Exercise brief ::
Copy every entry exactly.

Source data ::
■ ■ ■
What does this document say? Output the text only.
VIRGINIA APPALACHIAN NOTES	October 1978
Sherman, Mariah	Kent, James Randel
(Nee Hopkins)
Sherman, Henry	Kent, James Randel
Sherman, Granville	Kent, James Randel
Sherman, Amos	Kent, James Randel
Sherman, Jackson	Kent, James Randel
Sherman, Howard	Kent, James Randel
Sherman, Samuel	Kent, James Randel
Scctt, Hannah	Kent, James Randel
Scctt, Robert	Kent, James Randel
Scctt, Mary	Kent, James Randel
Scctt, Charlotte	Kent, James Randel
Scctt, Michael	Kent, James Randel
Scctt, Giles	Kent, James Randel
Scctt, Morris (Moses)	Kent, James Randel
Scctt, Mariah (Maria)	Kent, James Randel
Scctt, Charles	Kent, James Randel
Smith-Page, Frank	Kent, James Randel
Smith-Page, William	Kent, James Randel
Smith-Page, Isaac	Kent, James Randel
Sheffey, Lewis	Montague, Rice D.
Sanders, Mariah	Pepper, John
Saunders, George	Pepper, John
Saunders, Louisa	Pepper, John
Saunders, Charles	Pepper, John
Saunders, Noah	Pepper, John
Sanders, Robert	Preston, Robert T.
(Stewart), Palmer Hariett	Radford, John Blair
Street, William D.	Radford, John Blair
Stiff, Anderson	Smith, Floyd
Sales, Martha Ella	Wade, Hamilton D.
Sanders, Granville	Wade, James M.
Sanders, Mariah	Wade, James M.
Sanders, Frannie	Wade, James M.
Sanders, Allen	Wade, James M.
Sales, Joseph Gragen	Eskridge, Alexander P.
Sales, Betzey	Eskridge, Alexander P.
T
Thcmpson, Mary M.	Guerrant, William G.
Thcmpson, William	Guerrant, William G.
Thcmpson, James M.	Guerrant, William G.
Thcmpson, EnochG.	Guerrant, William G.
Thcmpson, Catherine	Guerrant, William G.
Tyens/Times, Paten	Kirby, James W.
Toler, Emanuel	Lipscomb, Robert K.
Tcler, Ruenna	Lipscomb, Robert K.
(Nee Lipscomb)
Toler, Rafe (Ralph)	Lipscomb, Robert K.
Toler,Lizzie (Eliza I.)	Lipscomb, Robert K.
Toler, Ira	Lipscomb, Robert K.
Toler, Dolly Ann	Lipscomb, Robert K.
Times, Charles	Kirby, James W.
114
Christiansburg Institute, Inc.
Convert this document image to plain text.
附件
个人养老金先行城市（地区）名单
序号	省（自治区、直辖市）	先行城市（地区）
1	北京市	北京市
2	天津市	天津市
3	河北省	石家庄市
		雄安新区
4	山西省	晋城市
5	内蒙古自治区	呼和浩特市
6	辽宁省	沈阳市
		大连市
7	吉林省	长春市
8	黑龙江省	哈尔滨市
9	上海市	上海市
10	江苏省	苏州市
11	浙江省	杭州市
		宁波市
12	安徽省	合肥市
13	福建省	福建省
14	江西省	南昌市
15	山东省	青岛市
■ ■ ■
Written solution ::
What does this document say? Output the text only.
VIRGINIA APPALACHIAN NOTES	October 1978
Sherman, Mariah	Kent, James Randel
(Nee Hopkins)
Sherman, Henry	Kent, James Randel
Sherman, Granville	Kent, James Randel
Sherman, Amos	Kent, James Randel
Sherman, Jackson	Kent, James Randel
Sherman, Howard	Kent, James Randel
Sherman, Samuel	Kent, James Randel
Scctt, Hannah	Kent, James Randel
Scctt, Robert	Kent, James Randel
Scctt, Mary	Kent, James Randel
Scctt, Charlotte	Kent, James Randel
Scctt, Michael	Kent, James Randel
Scctt, Giles	Kent, James Randel
Scctt, Morris (Moses)	Kent, James Randel
Scctt, Mariah (Maria)	Kent, James Randel
Scctt, Charles	Kent, James Randel
Smith-Page, Frank	Kent, James Randel
Smith-Page, William	Kent, James Randel
Smith-Page, Isaac	Kent, James Randel
Sheffey, Lewis	Montague, Rice D.
Sanders, Mariah	Pepper, John
Saunders, George	Pepper, John
Saunders, Louisa	Pepper, John
Saunders, Charles	Pepper, John
Saunders, Noah	Pepper, John
Sanders, Robert	Preston, Robert T.
(Stewart), Palmer Hariett	Radford, John Blair
Street, William D.	Radford, John Blair
Stiff, Anderson	Smith, Floyd
Sales, Martha Ella	Wade, Hamilton D.
Sanders, Granville	Wade, James M.
Sanders, Mariah	Wade, James M.
Sanders, Frannie	Wade, James M.
Sanders, Allen	Wade, James M.
Sales, Joseph Gragen	Eskridge, Alexander P.
Sales, Betzey	Eskridge, Alexander P.
T
Thcmpson, Mary M.	Guerrant, William G.
Thcmpson, William	Guerrant, William G.
Thcmpson, James M.	Guerrant, William G.
Thcmpson, EnochG.	Guerrant, William G.
Thcmpson, Catherine	Guerrant, William G.
Tyens/Times, Paten	Kirby, James W.
Toler, Emanuel	Lipscomb, Robert K.
Tcler, Ruenna	Lipscomb, Robert K.
(Nee Lipscomb)
Toler, Rafe (Ralph)	Lipscomb, Robert K.
Toler,Lizzie (Eliza I.)	Lipscomb, Robert K.
Toler, Ira	Lipscomb, Robert K.
Toler, Dolly Ann	Lipscomb, Robert K.
Times, Charles	Kirby, James W.
114
Christiansburg Institute, Inc.
Convert this document image to plain text.
附件
个人养老金先行城市（地区）名单
序号	省（自治区、直辖市）	先行城市（地区）
1	北京市	北京市
2	天津市	天津市
3	河北省	石家庄市
		雄安新区
4	山西省	晋城市
5	内蒙古自治区	呼和浩特市
6	辽宁省	沈阳市
		大连市
7	吉林省	长春市
8	黑龙江省	哈尔滨市
9	上海市	上海市
10	江苏省	苏州市
11	浙江省	杭州市
		宁波市
12	安徽省	合肥市
13	福建省	福建省
14	江西省	南昌市
15	山东省	青岛市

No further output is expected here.